> SELECTED TEXT
# Beer



## jhegg (May 29, 2004)

Has anyone tried the Michelob "Pumpkin Spice" Beer? BLECH! Even Ron-the-Con couldn't finish a whole one. I have to give him an A+ for trying though :beer:


----------



## DeltaBoy (Mar 4, 2004)

Is this something special for the holidays?

I bet it would be good with ice cream...


----------



## curty (Sep 18, 2003)

In the begining there was the WORD.
And the word was BEER.
And it was good.
Beverages:12 oz.5%


----------



## fox412 (Mar 18, 2005)

Well we have everyones opinion on everything else so let do this one too. WHAT IS YOUR FAVORITE BREW???
1. Shiner Boc on tap
2. Budweiser (THE KING)


----------



## drjongy (Oct 13, 2003)

1. The one and only....Newcastle Nut Brown Ale.


----------



## muskat (Mar 5, 2002)

Nothing beats a frosty Mullet (Bud Light).


----------



## MossyMO (Feb 12, 2004)

At the bar Bud Light or a Miller Lite. At home we keep Schmidt Light in the garage fridge. But I've been a little beered out lately, so Whiskey Diet Coke.... :beer:


----------



## njsimonson (Sep 24, 2002)

I like Budweiser anytime.

Guinness on St. Patty's day

Liney's Honeyweiss with a twist of lemon with dinner.

$1.50 pitchers of "aged" Keystone Light on a Friday night at the Down UNDer when I was in Law School. Yum yum!


----------



## muskat (Mar 5, 2002)

Anyone out there drink Schlitz??


----------



## DeltaBoy (Mar 4, 2004)

> DATASET SECTION

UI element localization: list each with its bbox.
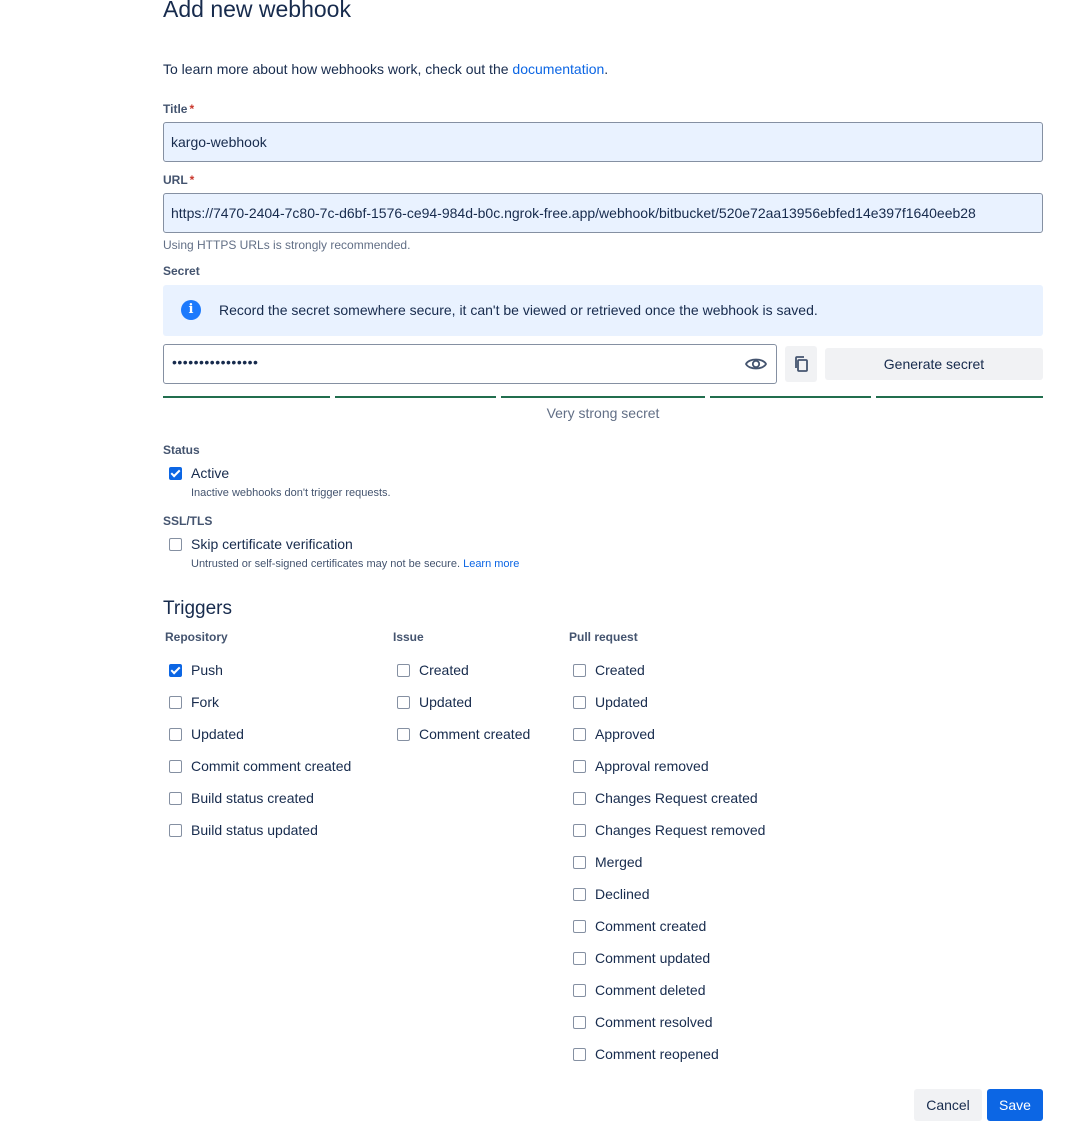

> SHORT TASK 1
Translate this sentence from the beer thread into Spanish: "At home we keep Schmidt Light in the garage fridge."
> SHORT TASK 2
In the beer thread, why has MossyMO been drinking Whiskey Diet Coke lately? Answer in one to three sentences.

> TASK RESPONSE 1
En casa tenemos Schmidt Light en el refrigerador del garaje.

> TASK RESPONSE 2
MossyMO has been a little beered out lately and has switched to Whiskey Diet Coke for now.